▶ **Work to be completed**:
Give the data again, word for word.

Entries from a dataset
::::

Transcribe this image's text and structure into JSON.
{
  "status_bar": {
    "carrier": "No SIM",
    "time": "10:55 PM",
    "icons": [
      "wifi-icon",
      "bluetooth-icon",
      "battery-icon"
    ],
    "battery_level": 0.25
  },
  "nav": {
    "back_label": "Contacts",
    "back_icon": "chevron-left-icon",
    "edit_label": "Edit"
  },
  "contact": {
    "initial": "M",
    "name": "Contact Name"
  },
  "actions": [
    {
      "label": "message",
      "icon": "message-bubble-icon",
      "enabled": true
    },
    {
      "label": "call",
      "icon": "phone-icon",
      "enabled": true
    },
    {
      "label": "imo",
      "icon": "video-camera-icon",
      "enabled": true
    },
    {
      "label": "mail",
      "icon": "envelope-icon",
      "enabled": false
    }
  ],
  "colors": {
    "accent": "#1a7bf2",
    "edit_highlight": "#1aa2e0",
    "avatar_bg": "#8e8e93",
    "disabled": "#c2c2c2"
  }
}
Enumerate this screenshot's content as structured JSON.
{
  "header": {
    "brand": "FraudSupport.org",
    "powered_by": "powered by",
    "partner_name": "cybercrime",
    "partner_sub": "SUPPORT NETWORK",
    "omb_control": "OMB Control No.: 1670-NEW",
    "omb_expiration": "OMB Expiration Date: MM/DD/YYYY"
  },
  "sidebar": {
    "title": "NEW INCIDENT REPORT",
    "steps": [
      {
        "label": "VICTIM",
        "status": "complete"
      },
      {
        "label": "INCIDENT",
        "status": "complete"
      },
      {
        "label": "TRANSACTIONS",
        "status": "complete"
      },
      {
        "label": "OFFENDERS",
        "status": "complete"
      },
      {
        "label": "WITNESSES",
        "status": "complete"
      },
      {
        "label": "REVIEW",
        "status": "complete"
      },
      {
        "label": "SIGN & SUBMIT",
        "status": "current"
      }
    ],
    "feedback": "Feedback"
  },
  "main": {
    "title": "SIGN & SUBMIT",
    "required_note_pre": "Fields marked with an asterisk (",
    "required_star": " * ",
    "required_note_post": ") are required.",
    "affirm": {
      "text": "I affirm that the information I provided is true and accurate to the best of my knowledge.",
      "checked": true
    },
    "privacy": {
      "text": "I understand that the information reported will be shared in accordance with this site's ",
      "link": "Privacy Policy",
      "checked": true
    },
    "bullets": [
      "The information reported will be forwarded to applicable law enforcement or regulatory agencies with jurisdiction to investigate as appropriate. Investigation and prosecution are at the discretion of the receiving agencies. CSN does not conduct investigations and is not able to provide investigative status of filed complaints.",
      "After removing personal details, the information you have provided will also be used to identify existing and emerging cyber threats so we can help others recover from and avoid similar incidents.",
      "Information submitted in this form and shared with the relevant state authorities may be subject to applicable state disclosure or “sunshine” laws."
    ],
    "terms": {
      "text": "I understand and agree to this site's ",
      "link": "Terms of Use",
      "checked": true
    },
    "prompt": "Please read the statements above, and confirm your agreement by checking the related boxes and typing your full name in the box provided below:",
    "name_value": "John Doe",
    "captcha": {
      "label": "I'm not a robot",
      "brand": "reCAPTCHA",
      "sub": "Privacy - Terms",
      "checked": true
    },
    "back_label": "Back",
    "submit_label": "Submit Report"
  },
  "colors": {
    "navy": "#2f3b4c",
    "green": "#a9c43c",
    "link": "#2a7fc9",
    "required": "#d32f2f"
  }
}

::::

▶ **Solution for this task**:
Transcribe this image's text and structure into JSON.
{
  "status_bar": {
    "carrier": "No SIM",
    "time": "10:55 PM",
    "icons": [
      "wifi-icon",
      "bluetooth-icon",
      "battery-icon"
    ],
    "battery_level": 0.25
  },
  "nav": {
    "back_label": "Contacts",
    "back_icon": "chevron-left-icon",
    "edit_label": "Edit"
  },
  "contact": {
    "initial": "M",
    "name": "Contact Name"
  },
  "actions": [
    {
      "label": "message",
      "icon": "message-bubble-icon",
      "enabled": true
    },
    {
      "label": "call",
      "icon": "phone-icon",
      "enabled": true
    },
    {
      "label": "imo",
      "icon": "video-camera-icon",
      "enabled": true
    },
    {
      "label": "mail",
      "icon": "envelope-icon",
      "enabled": false
    }
  ],
  "colors": {
    "accent": "#1a7bf2",
    "edit_highlight": "#1aa2e0",
    "avatar_bg": "#8e8e93",
    "disabled": "#c2c2c2"
  }
}
Enumerate this screenshot's content as structured JSON.
{
  "header": {
    "brand": "FraudSupport.org",
    "powered_by": "powered by",
    "partner_name": "cybercrime",
    "partner_sub": "SUPPORT NETWORK",
    "omb_control": "OMB Control No.: 1670-NEW",
    "omb_expiration": "OMB Expiration Date: MM/DD/YYYY"
  },
  "sidebar": {
    "title": "NEW INCIDENT REPORT",
    "steps": [
      {
        "label": "VICTIM",
        "status": "complete"
      },
      {
        "label": "INCIDENT",
        "status": "complete"
      },
      {
        "label": "TRANSACTIONS",
        "status": "complete"
      },
      {
        "label": "OFFENDERS",
        "status": "complete"
      },
      {
        "label": "WITNESSES",
        "status": "complete"
      },
      {
        "label": "REVIEW",
        "status": "complete"
      },
      {
        "label": "SIGN & SUBMIT",
        "status": "current"
      }
    ],
    "feedback": "Feedback"
  },
  "main": {
    "title": "SIGN & SUBMIT",
    "required_note_pre": "Fields marked with an asterisk (",
    "required_star": " * ",
    "required_note_post": ") are required.",
    "affirm": {
      "text": "I affirm that the information I provided is true and accurate to the best of my knowledge.",
      "checked": true
    },
    "privacy": {
      "text": "I understand that the information reported will be shared in accordance with this site's ",
      "link": "Privacy Policy",
      "checked": true
    },
    "bullets": [
      "The information reported will be forwarded to applicable law enforcement or regulatory agencies with jurisdiction to investigate as appropriate. Investigation and prosecution are at the discretion of the receiving agencies. CSN does not conduct investigations and is not able to provide investigative status of filed complaints.",
      "After removing personal details, the information you have provided will also be used to identify existing and emerging cyber threats so we can help others recover from and avoid similar incidents.",
      "Information submitted in this form and shared with the relevant state authorities may be subject to applicable state disclosure or “sunshine” laws."
    ],
    "terms": {
      "text": "I understand and agree to this site's ",
      "link": "Terms of Use",
      "checked": true
    },
    "prompt": "Please read the statements above, and confirm your agreement by checking the related boxes and typing your full name in the box provided below:",
    "name_value": "John Doe",
    "captcha": {
      "label": "I'm not a robot",
      "brand": "reCAPTCHA",
      "sub": "Privacy - Terms",
      "checked": true
    },
    "back_label": "Back",
    "submit_label": "Submit Report"
  },
  "colors": {
    "navy": "#2f3b4c",
    "green": "#a9c43c",
    "link": "#2a7fc9",
    "required": "#d32f2f"
  }
}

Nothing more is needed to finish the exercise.